# start of RECORDS PROVIDED

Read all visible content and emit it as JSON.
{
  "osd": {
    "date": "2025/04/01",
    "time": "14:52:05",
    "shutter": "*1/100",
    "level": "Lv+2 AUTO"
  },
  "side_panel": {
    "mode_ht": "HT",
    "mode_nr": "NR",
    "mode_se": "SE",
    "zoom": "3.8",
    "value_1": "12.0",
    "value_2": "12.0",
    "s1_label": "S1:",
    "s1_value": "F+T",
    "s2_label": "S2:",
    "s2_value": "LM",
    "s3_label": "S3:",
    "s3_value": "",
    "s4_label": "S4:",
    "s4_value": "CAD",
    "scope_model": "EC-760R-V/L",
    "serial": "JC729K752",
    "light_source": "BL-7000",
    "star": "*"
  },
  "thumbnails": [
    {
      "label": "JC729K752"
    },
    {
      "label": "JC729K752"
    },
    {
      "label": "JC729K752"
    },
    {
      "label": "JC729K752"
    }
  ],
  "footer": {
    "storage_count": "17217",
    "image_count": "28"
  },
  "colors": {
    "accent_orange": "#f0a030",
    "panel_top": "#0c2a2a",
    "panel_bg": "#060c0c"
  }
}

# end of RECORDS PROVIDED

WHAT THE TASK REQUIRES: Extract all of the material exactly as it is written.

RESULT:
Read all visible content and emit it as JSON.
{
  "osd": {
    "date": "2025/04/01",
    "time": "14:52:05",
    "shutter": "*1/100",
    "level": "Lv+2 AUTO"
  },
  "side_panel": {
    "mode_ht": "HT",
    "mode_nr": "NR",
    "mode_se": "SE",
    "zoom": "3.8",
    "value_1": "12.0",
    "value_2": "12.0",
    "s1_label": "S1:",
    "s1_value": "F+T",
    "s2_label": "S2:",
    "s2_value": "LM",
    "s3_label": "S3:",
    "s3_value": "",
    "s4_label": "S4:",
    "s4_value": "CAD",
    "scope_model": "EC-760R-V/L",
    "serial": "JC729K752",
    "light_source": "BL-7000",
    "star": "*"
  },
  "thumbnails": [
    {
      "label": "JC729K752"
    },
    {
      "label": "JC729K752"
    },
    {
      "label": "JC729K752"
    },
    {
      "label": "JC729K752"
    }
  ],
  "footer": {
    "storage_count": "17217",
    "image_count": "28"
  },
  "colors": {
    "accent_orange": "#f0a030",
    "panel_top": "#0c2a2a",
    "panel_bg": "#060c0c"
  }
}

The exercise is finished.